**DO THIS**:
Reproduce every one of the following items verbatim, keeping each line unchanged and in its original order.
:: RECORD LIST ::
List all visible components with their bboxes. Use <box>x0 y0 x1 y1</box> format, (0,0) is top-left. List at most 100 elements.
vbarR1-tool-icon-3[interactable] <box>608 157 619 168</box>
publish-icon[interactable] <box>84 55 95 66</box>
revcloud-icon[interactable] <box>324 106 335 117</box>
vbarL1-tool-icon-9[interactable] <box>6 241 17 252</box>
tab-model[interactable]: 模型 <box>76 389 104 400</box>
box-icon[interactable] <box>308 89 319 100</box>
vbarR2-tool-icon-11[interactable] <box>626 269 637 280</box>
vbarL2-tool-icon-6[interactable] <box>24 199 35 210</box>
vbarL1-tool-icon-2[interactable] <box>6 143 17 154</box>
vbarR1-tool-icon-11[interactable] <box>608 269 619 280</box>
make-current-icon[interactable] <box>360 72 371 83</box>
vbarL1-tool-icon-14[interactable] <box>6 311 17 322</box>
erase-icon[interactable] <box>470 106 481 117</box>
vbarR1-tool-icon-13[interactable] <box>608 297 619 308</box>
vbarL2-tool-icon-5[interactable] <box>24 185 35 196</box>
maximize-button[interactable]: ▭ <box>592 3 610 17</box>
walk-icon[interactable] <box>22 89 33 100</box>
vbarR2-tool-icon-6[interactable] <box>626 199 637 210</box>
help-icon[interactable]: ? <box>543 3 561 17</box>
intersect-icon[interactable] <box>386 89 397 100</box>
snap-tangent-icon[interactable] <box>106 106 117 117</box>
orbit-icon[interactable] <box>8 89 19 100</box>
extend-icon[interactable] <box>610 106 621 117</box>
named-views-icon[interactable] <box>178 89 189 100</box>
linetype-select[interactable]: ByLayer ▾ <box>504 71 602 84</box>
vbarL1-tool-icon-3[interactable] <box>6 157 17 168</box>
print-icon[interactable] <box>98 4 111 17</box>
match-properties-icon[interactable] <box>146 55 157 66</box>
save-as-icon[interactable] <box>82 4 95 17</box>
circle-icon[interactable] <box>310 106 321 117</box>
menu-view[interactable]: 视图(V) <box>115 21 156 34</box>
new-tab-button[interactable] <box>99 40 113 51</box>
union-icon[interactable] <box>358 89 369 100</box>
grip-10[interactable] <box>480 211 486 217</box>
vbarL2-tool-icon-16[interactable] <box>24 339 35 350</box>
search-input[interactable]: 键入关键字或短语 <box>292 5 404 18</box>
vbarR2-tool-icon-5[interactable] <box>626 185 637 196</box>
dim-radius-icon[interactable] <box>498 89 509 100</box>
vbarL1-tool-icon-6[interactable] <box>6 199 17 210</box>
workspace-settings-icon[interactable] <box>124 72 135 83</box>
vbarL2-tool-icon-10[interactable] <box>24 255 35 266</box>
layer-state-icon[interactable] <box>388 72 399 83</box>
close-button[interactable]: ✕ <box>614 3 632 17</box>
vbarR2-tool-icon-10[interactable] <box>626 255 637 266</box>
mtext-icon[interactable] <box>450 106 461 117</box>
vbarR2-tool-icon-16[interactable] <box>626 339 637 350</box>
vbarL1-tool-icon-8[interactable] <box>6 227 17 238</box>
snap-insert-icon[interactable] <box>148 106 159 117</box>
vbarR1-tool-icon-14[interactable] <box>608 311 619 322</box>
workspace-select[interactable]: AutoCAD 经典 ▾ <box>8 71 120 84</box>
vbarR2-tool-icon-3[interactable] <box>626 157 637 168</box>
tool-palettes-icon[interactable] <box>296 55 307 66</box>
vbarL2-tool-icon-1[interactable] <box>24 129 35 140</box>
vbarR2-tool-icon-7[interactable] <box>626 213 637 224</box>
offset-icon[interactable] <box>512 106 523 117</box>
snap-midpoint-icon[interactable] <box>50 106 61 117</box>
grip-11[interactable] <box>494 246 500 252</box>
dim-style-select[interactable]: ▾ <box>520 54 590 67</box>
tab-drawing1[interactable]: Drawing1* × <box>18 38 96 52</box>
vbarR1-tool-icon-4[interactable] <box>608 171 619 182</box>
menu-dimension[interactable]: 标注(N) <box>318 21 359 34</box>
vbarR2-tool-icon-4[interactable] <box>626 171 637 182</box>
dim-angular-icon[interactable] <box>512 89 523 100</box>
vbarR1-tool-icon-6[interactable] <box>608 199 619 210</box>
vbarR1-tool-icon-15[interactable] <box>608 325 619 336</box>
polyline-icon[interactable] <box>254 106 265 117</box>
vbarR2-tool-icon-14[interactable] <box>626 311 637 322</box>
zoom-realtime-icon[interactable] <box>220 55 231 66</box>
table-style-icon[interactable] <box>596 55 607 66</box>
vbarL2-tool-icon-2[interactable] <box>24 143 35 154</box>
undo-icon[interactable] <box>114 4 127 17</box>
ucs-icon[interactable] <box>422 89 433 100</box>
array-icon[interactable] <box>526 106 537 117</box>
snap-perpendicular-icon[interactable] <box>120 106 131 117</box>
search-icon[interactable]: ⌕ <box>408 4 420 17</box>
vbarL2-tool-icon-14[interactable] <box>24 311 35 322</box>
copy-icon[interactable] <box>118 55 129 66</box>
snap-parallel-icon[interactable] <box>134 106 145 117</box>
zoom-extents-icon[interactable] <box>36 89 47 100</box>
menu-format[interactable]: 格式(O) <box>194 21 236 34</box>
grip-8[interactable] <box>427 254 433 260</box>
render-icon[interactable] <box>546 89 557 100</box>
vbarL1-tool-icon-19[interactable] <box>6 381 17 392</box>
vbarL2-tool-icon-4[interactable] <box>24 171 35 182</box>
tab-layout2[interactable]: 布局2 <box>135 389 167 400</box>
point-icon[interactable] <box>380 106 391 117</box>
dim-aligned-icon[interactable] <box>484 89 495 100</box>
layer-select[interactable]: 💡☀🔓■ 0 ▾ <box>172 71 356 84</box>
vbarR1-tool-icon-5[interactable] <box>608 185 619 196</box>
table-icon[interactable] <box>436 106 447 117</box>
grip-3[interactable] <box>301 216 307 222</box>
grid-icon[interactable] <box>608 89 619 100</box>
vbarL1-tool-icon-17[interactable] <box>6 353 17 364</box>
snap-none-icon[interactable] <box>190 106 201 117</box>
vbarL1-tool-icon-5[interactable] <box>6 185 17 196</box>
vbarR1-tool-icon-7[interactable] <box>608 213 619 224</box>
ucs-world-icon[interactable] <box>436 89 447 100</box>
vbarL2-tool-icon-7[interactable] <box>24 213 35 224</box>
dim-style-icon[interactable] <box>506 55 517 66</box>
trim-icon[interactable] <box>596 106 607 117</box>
:::
**RESULT**:
List all visible components with their bboxes. Use <box>x0 y0 x1 y1</box> format, (0,0) is top-left. List at most 100 elements.
vbarR1-tool-icon-3[interactable] <box>608 157 619 168</box>
publish-icon[interactable] <box>84 55 95 66</box>
revcloud-icon[interactable] <box>324 106 335 117</box>
vbarL1-tool-icon-9[interactable] <box>6 241 17 252</box>
tab-model[interactable]: 模型 <box>76 389 104 400</box>
box-icon[interactable] <box>308 89 319 100</box>
vbarR2-tool-icon-11[interactable] <box>626 269 637 280</box>
vbarL2-tool-icon-6[interactable] <box>24 199 35 210</box>
vbarL1-tool-icon-2[interactable] <box>6 143 17 154</box>
vbarR1-tool-icon-11[interactable] <box>608 269 619 280</box>
make-current-icon[interactable] <box>360 72 371 83</box>
vbarL1-tool-icon-14[interactable] <box>6 311 17 322</box>
erase-icon[interactable] <box>470 106 481 117</box>
vbarR1-tool-icon-13[interactable] <box>608 297 619 308</box>
vbarL2-tool-icon-5[interactable] <box>24 185 35 196</box>
maximize-button[interactable]: ▭ <box>592 3 610 17</box>
walk-icon[interactable] <box>22 89 33 100</box>
vbarR2-tool-icon-6[interactable] <box>626 199 637 210</box>
help-icon[interactable]: ? <box>543 3 561 17</box>
intersect-icon[interactable] <box>386 89 397 100</box>
snap-tangent-icon[interactable] <box>106 106 117 117</box>
orbit-icon[interactable] <box>8 89 19 100</box>
extend-icon[interactable] <box>610 106 621 117</box>
named-views-icon[interactable] <box>178 89 189 100</box>
linetype-select[interactable]: ByLayer ▾ <box>504 71 602 84</box>
vbarL1-tool-icon-3[interactable] <box>6 157 17 168</box>
print-icon[interactable] <box>98 4 111 17</box>
match-properties-icon[interactable] <box>146 55 157 66</box>
save-as-icon[interactable] <box>82 4 95 17</box>
circle-icon[interactable] <box>310 106 321 117</box>
menu-view[interactable]: 视图(V) <box>115 21 156 34</box>
new-tab-button[interactable] <box>99 40 113 51</box>
union-icon[interactable] <box>358 89 369 100</box>
grip-10[interactable] <box>480 211 486 217</box>
vbarL2-tool-icon-16[interactable] <box>24 339 35 350</box>
search-input[interactable]: 键入关键字或短语 <box>292 5 404 18</box>
vbarR2-tool-icon-5[interactable] <box>626 185 637 196</box>
dim-radius-icon[interactable] <box>498 89 509 100</box>
vbarL1-tool-icon-6[interactable] <box>6 199 17 210</box>
workspace-settings-icon[interactable] <box>124 72 135 83</box>
vbarL2-tool-icon-10[interactable] <box>24 255 35 266</box>
layer-state-icon[interactable] <box>388 72 399 83</box>
close-button[interactable]: ✕ <box>614 3 632 17</box>
vbarR2-tool-icon-10[interactable] <box>626 255 637 266</box>
mtext-icon[interactable] <box>450 106 461 117</box>
vbarR2-tool-icon-16[interactable] <box>626 339 637 350</box>
vbarL1-tool-icon-8[interactable] <box>6 227 17 238</box>
snap-insert-icon[interactable] <box>148 106 159 117</box>
vbarR1-tool-icon-14[interactable] <box>608 311 619 322</box>
workspace-select[interactable]: AutoCAD 经典 ▾ <box>8 71 120 84</box>
vbarR2-tool-icon-3[interactable] <box>626 157 637 168</box>
tool-palettes-icon[interactable] <box>296 55 307 66</box>
vbarL2-tool-icon-1[interactable] <box>24 129 35 140</box>
vbarR2-tool-icon-7[interactable] <box>626 213 637 224</box>
offset-icon[interactable] <box>512 106 523 117</box>
snap-midpoint-icon[interactable] <box>50 106 61 117</box>
grip-11[interactable] <box>494 246 500 252</box>
dim-style-select[interactable]: ▾ <box>520 54 590 67</box>
tab-drawing1[interactable]: Drawing1* × <box>18 38 96 52</box>
vbarR1-tool-icon-4[interactable] <box>608 171 619 182</box>
menu-dimension[interactable]: 标注(N) <box>318 21 359 34</box>
vbarR2-tool-icon-4[interactable] <box>626 171 637 182</box>
dim-angular-icon[interactable] <box>512 89 523 100</box>
vbarR1-tool-icon-6[interactable] <box>608 199 619 210</box>
vbarR1-tool-icon-15[interactable] <box>608 325 619 336</box>
polyline-icon[interactable] <box>254 106 265 117</box>
vbarR2-tool-icon-14[interactable] <box>626 311 637 322</box>
zoom-realtime-icon[interactable] <box>220 55 231 66</box>
table-style-icon[interactable] <box>596 55 607 66</box>
vbarL2-tool-icon-2[interactable] <box>24 143 35 154</box>
undo-icon[interactable] <box>114 4 127 17</box>
ucs-icon[interactable] <box>422 89 433 100</box>
array-icon[interactable] <box>526 106 537 117</box>
snap-perpendicular-icon[interactable] <box>120 106 131 117</box>
search-icon[interactable]: ⌕ <box>408 4 420 17</box>
vbarL2-tool-icon-14[interactable] <box>24 311 35 322</box>
copy-icon[interactable] <box>118 55 129 66</box>
snap-parallel-icon[interactable] <box>134 106 145 117</box>
zoom-extents-icon[interactable] <box>36 89 47 100</box>
menu-format[interactable]: 格式(O) <box>194 21 236 34</box>
grip-8[interactable] <box>427 254 433 260</box>
render-icon[interactable] <box>546 89 557 100</box>
vbarL1-tool-icon-19[interactable] <box>6 381 17 392</box>
vbarL2-tool-icon-4[interactable] <box>24 171 35 182</box>
tab-layout2[interactable]: 布局2 <box>135 389 167 400</box>
point-icon[interactable] <box>380 106 391 117</box>
dim-aligned-icon[interactable] <box>484 89 495 100</box>
layer-select[interactable]: 💡☀🔓■ 0 ▾ <box>172 71 356 84</box>
vbarR1-tool-icon-5[interactable] <box>608 185 619 196</box>
table-icon[interactable] <box>436 106 447 117</box>
grip-3[interactable] <box>301 216 307 222</box>
grid-icon[interactable] <box>608 89 619 100</box>
vbarL1-tool-icon-17[interactable] <box>6 353 17 364</box>
snap-none-icon[interactable] <box>190 106 201 117</box>
vbarL1-tool-icon-5[interactable] <box>6 185 17 196</box>
vbarR1-tool-icon-7[interactable] <box>608 213 619 224</box>
ucs-world-icon[interactable] <box>436 89 447 100</box>
vbarL2-tool-icon-7[interactable] <box>24 213 35 224</box>
dim-style-icon[interactable] <box>506 55 517 66</box>
trim-icon[interactable] <box>596 106 607 117</box>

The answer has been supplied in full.